>> START PROVIDED INFORMATION

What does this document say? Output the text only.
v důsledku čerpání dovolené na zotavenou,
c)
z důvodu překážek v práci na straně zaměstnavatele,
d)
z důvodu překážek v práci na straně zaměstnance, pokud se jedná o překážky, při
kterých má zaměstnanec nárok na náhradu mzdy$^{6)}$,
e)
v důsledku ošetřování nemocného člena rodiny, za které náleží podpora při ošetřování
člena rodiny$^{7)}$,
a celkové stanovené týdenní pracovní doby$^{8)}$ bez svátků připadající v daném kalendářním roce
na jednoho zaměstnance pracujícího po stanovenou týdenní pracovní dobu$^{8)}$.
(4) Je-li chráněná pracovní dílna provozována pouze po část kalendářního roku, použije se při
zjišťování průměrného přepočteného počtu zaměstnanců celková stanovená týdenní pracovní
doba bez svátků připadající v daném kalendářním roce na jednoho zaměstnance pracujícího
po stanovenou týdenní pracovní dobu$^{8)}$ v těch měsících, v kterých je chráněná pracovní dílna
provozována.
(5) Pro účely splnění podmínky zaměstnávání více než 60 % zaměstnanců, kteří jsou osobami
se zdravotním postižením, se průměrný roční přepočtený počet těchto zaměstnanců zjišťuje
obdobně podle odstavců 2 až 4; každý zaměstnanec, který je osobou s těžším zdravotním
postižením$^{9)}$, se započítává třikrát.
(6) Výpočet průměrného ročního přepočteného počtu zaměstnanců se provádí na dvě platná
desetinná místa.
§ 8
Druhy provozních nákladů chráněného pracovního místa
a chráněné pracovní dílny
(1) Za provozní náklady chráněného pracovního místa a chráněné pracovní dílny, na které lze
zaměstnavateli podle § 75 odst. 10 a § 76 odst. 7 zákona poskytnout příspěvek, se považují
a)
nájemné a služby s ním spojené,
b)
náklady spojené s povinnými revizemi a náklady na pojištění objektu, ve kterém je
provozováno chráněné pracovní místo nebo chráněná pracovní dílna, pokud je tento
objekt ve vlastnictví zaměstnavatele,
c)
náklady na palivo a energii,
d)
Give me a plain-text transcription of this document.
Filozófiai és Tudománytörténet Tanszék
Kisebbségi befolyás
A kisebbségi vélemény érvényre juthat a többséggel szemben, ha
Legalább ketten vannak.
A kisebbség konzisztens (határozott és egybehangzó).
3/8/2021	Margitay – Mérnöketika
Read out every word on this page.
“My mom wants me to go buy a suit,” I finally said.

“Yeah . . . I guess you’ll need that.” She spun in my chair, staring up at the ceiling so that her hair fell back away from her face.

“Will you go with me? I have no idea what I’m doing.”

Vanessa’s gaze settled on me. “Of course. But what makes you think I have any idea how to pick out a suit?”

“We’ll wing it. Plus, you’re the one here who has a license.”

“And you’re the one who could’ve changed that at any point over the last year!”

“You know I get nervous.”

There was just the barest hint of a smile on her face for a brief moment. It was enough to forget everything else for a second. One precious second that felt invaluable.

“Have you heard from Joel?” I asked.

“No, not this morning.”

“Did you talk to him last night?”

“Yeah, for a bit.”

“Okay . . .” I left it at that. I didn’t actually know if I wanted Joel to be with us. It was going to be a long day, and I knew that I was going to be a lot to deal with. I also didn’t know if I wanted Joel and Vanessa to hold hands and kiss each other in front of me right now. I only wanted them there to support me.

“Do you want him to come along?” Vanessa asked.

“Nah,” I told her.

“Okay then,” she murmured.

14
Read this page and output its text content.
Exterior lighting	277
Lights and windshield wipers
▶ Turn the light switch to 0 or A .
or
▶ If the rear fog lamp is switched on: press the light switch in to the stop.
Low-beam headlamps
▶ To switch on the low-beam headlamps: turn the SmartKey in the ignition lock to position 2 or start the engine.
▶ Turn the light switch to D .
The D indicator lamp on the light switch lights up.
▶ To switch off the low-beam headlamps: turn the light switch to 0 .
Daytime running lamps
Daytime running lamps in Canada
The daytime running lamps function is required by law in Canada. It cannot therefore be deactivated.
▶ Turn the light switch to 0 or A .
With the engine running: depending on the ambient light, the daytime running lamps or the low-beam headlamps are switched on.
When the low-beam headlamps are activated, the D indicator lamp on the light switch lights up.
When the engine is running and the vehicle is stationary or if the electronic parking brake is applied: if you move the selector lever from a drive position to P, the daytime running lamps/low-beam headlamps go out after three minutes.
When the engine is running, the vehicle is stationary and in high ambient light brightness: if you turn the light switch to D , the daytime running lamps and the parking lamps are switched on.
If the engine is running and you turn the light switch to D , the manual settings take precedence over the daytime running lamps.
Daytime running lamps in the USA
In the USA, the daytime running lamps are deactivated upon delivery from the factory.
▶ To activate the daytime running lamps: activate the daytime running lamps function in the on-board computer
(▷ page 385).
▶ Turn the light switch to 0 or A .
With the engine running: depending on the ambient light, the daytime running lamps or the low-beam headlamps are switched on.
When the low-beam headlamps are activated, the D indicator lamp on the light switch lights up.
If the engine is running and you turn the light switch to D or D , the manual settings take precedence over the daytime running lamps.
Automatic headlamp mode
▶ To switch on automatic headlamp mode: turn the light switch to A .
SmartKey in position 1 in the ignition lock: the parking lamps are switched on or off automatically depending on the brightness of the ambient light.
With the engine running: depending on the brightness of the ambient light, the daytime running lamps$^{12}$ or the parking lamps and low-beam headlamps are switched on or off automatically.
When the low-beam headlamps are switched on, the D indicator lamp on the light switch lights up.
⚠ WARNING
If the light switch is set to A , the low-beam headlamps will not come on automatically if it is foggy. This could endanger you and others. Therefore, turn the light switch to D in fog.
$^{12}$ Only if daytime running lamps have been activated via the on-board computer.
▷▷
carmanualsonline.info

>> END PROVIDED INFORMATION

(DIRECTION): Show all lines above holding "člena".

(SOLUTION TO THIS PROBLEM):
v důsledku ošetřování nemocného člena rodiny, za které náleží podpora při ošetřování
člena rodiny$^{7)}$,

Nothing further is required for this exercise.